==== Dataset extract
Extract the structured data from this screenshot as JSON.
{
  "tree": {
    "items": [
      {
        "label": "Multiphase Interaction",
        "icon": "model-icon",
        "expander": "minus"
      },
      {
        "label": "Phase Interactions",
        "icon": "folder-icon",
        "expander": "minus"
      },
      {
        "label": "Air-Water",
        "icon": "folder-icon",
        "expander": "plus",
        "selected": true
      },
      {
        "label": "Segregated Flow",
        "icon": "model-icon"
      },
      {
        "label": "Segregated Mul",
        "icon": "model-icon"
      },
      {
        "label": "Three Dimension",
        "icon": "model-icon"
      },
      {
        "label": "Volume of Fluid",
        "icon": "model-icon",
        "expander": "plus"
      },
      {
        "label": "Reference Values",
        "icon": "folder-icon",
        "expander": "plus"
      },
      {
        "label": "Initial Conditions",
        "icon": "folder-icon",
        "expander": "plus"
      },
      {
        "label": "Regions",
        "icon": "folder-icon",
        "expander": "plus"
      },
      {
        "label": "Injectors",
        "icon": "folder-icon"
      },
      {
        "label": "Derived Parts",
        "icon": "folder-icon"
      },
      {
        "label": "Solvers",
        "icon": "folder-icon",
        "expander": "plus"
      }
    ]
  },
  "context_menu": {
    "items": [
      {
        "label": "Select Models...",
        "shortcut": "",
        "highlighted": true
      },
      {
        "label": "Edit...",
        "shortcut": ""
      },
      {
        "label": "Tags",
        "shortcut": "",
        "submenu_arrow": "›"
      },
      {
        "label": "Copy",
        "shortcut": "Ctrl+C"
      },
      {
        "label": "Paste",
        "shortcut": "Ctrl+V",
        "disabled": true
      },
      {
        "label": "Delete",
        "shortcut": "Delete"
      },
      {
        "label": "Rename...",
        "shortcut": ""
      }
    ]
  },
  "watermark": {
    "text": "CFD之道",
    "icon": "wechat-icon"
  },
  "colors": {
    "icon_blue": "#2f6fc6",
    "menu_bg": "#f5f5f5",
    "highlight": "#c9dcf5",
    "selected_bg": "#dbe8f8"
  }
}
========
==== Dataset extract
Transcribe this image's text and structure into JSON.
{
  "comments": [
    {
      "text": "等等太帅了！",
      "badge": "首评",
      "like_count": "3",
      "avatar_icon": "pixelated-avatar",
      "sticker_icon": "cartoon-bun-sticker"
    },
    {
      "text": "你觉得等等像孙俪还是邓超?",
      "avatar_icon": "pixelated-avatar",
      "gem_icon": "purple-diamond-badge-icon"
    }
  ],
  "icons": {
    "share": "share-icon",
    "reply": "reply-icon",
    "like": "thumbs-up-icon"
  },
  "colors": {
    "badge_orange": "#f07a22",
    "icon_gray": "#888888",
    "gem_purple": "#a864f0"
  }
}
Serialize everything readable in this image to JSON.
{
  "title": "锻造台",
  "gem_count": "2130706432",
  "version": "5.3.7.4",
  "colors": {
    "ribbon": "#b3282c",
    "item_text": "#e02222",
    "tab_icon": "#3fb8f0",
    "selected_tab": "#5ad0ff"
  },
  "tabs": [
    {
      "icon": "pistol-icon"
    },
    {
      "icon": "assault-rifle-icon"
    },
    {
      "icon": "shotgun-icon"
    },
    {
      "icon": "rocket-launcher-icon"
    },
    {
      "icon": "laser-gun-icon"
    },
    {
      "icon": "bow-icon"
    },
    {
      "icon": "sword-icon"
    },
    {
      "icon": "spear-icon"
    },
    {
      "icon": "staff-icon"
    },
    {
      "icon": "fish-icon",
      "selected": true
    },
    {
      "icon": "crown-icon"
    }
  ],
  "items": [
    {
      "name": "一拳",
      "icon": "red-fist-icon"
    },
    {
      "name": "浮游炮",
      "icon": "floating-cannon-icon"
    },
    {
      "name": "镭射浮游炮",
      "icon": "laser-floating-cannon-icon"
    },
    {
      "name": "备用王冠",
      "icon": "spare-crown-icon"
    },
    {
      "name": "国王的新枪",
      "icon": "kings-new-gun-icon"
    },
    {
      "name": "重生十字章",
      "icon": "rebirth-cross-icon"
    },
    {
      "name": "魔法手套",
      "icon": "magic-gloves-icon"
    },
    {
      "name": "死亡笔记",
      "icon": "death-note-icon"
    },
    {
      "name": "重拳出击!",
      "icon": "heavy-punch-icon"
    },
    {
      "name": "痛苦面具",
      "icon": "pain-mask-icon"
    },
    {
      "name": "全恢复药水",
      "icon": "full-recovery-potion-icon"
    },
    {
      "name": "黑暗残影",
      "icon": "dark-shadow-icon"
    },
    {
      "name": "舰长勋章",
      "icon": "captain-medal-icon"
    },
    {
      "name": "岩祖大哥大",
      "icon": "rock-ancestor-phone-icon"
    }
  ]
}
========
==== Dataset extract
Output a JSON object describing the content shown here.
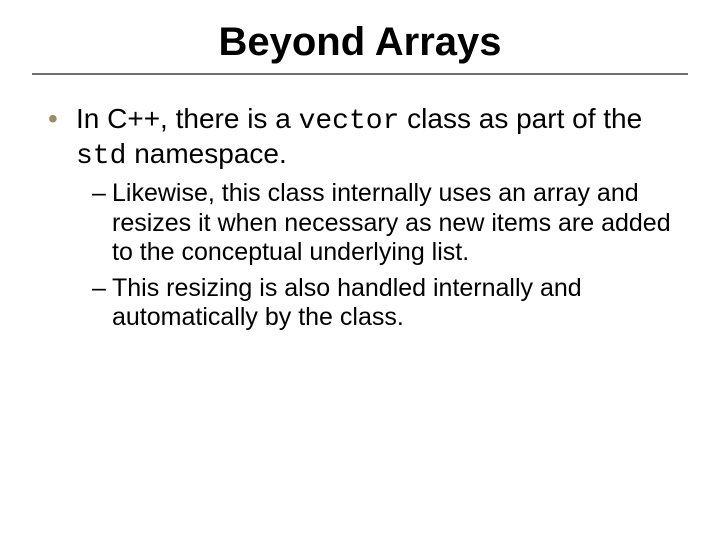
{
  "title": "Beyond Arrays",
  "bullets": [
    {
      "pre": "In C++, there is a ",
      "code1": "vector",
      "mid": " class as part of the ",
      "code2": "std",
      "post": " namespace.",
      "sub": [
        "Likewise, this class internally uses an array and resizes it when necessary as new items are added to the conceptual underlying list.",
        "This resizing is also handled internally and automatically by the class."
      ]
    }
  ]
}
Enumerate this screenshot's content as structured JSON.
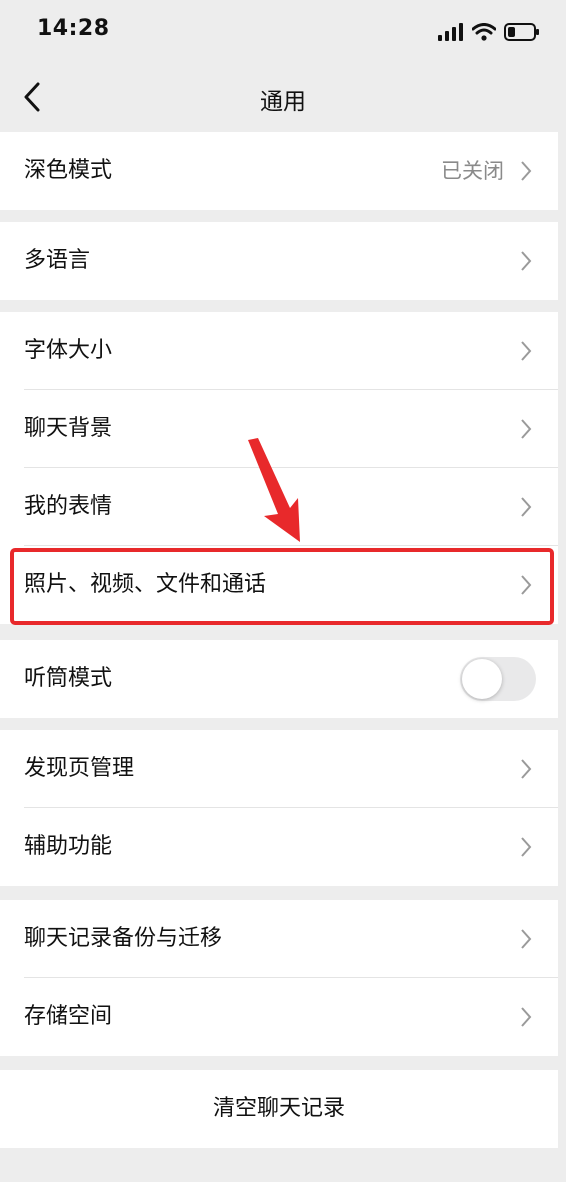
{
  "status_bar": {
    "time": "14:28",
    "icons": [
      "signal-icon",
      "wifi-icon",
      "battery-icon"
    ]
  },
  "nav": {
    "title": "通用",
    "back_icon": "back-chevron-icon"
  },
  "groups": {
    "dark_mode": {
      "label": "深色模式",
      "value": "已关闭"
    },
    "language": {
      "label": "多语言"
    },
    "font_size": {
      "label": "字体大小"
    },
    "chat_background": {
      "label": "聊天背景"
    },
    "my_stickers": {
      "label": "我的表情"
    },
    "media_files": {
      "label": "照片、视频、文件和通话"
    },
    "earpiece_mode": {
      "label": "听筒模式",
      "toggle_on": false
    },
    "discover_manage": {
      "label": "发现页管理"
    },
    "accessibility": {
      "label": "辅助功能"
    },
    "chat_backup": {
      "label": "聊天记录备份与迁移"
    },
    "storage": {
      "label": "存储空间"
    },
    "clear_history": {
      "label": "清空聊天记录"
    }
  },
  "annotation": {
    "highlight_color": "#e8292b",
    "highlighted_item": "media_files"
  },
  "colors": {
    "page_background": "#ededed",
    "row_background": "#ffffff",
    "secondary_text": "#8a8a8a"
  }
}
========
* Written task: Using the listing above, pull out all lines that hold the word "items".

* The completed task:
    "items": [
    "items": [
  "items": [
        "Likewise, this class internally uses an array and resizes it when necessary as new items are added to the conceptual underlying list.",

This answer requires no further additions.